Given request | Retype the whole listing verbatim and keep the pictures out of it.

(Stored data)

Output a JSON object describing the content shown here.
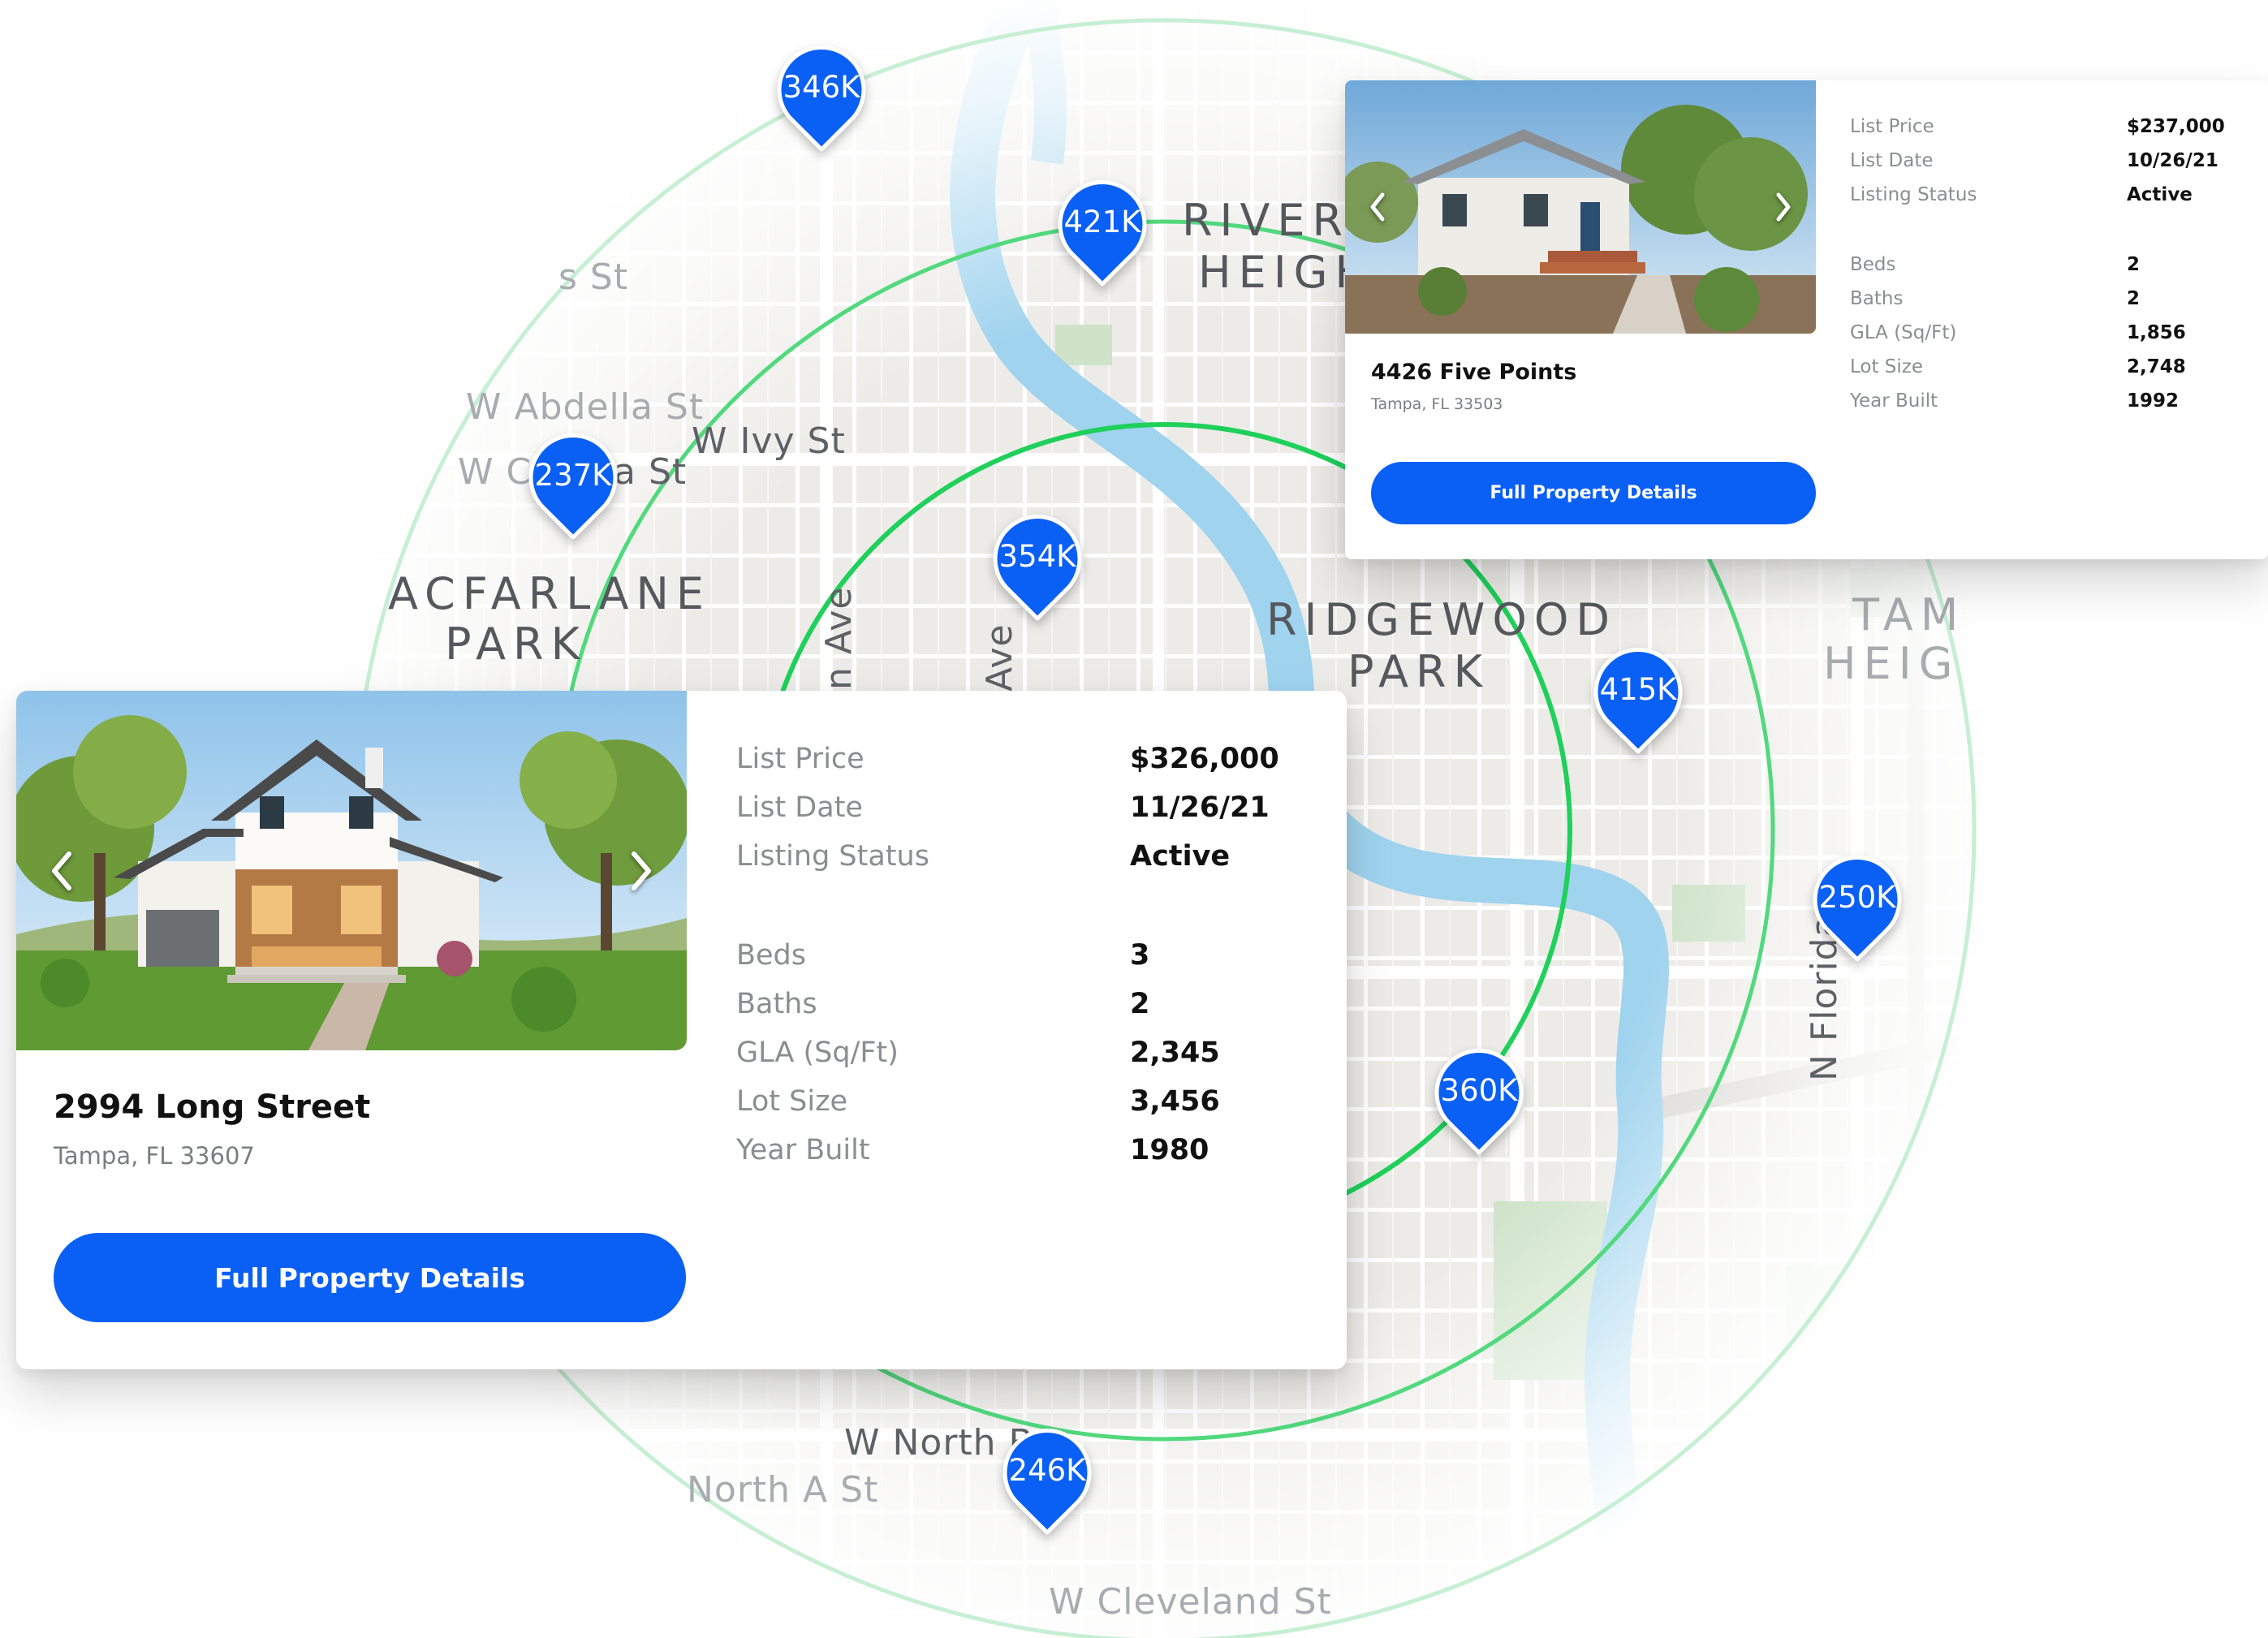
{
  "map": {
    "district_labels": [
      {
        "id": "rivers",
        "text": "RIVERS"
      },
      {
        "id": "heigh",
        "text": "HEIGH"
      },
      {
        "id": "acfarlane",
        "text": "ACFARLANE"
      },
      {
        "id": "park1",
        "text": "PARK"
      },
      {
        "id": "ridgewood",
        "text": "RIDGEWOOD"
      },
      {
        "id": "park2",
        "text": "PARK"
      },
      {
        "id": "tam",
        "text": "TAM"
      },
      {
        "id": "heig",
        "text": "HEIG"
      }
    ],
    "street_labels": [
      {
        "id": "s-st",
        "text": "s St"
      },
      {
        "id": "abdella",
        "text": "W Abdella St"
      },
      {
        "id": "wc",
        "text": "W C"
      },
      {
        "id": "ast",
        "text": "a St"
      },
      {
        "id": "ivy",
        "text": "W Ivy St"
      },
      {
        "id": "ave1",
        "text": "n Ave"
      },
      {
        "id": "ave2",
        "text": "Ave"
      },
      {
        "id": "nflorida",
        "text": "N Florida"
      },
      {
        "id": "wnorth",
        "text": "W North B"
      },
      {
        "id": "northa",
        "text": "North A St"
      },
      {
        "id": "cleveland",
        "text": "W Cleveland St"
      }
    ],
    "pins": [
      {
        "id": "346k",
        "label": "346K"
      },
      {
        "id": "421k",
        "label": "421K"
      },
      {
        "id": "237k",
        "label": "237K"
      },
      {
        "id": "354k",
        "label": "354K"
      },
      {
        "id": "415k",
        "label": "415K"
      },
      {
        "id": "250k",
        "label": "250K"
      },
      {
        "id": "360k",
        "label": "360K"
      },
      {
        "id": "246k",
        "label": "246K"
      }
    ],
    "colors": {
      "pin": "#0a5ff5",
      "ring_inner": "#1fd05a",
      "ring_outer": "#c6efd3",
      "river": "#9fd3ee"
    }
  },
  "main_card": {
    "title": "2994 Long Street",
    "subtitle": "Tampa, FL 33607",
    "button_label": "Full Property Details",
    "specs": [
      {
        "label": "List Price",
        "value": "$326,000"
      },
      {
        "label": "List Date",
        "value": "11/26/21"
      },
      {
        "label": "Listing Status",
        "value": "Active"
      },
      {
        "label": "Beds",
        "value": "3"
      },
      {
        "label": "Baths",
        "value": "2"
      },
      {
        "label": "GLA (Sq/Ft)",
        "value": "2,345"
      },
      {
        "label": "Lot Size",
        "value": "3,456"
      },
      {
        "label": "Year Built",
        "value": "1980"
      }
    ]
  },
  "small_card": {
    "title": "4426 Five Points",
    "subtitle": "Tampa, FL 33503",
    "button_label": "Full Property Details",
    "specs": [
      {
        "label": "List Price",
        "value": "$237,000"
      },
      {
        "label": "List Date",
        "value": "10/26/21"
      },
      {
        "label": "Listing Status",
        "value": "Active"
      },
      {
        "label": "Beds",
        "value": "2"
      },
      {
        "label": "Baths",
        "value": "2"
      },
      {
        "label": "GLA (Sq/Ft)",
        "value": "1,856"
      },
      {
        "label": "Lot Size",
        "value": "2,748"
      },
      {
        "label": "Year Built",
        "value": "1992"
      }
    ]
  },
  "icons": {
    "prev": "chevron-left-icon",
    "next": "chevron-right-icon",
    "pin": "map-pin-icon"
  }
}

Task solution |
Output a JSON object describing the content shown here.
{
  "map": {
    "district_labels": [
      {
        "id": "rivers",
        "text": "RIVERS"
      },
      {
        "id": "heigh",
        "text": "HEIGH"
      },
      {
        "id": "acfarlane",
        "text": "ACFARLANE"
      },
      {
        "id": "park1",
        "text": "PARK"
      },
      {
        "id": "ridgewood",
        "text": "RIDGEWOOD"
      },
      {
        "id": "park2",
        "text": "PARK"
      },
      {
        "id": "tam",
        "text": "TAM"
      },
      {
        "id": "heig",
        "text": "HEIG"
      }
    ],
    "street_labels": [
      {
        "id": "s-st",
        "text": "s St"
      },
      {
        "id": "abdella",
        "text": "W Abdella St"
      },
      {
        "id": "wc",
        "text": "W C"
      },
      {
        "id": "ast",
        "text": "a St"
      },
      {
        "id": "ivy",
        "text": "W Ivy St"
      },
      {
        "id": "ave1",
        "text": "n Ave"
      },
      {
        "id": "ave2",
        "text": "Ave"
      },
      {
        "id": "nflorida",
        "text": "N Florida"
      },
      {
        "id": "wnorth",
        "text": "W North B"
      },
      {
        "id": "northa",
        "text": "North A St"
      },
      {
        "id": "cleveland",
        "text": "W Cleveland St"
      }
    ],
    "pins": [
      {
        "id": "346k",
        "label": "346K"
      },
      {
        "id": "421k",
        "label": "421K"
      },
      {
        "id": "237k",
        "label": "237K"
      },
      {
        "id": "354k",
        "label": "354K"
      },
      {
        "id": "415k",
        "label": "415K"
      },
      {
        "id": "250k",
        "label": "250K"
      },
      {
        "id": "360k",
        "label": "360K"
      },
      {
        "id": "246k",
        "label": "246K"
      }
    ],
    "colors": {
      "pin": "#0a5ff5",
      "ring_inner": "#1fd05a",
      "ring_outer": "#c6efd3",
      "river": "#9fd3ee"
    }
  },
  "main_card": {
    "title": "2994 Long Street",
    "subtitle": "Tampa, FL 33607",
    "button_label": "Full Property Details",
    "specs": [
      {
        "label": "List Price",
        "value": "$326,000"
      },
      {
        "label": "List Date",
        "value": "11/26/21"
      },
      {
        "label": "Listing Status",
        "value": "Active"
      },
      {
        "label": "Beds",
        "value": "3"
      },
      {
        "label": "Baths",
        "value": "2"
      },
      {
        "label": "GLA (Sq/Ft)",
        "value": "2,345"
      },
      {
        "label": "Lot Size",
        "value": "3,456"
      },
      {
        "label": "Year Built",
        "value": "1980"
      }
    ]
  },
  "small_card": {
    "title": "4426 Five Points",
    "subtitle": "Tampa, FL 33503",
    "button_label": "Full Property Details",
    "specs": [
      {
        "label": "List Price",
        "value": "$237,000"
      },
      {
        "label": "List Date",
        "value": "10/26/21"
      },
      {
        "label": "Listing Status",
        "value": "Active"
      },
      {
        "label": "Beds",
        "value": "2"
      },
      {
        "label": "Baths",
        "value": "2"
      },
      {
        "label": "GLA (Sq/Ft)",
        "value": "1,856"
      },
      {
        "label": "Lot Size",
        "value": "2,748"
      },
      {
        "label": "Year Built",
        "value": "1992"
      }
    ]
  },
  "icons": {
    "prev": "chevron-left-icon",
    "next": "chevron-right-icon",
    "pin": "map-pin-icon"
  }
}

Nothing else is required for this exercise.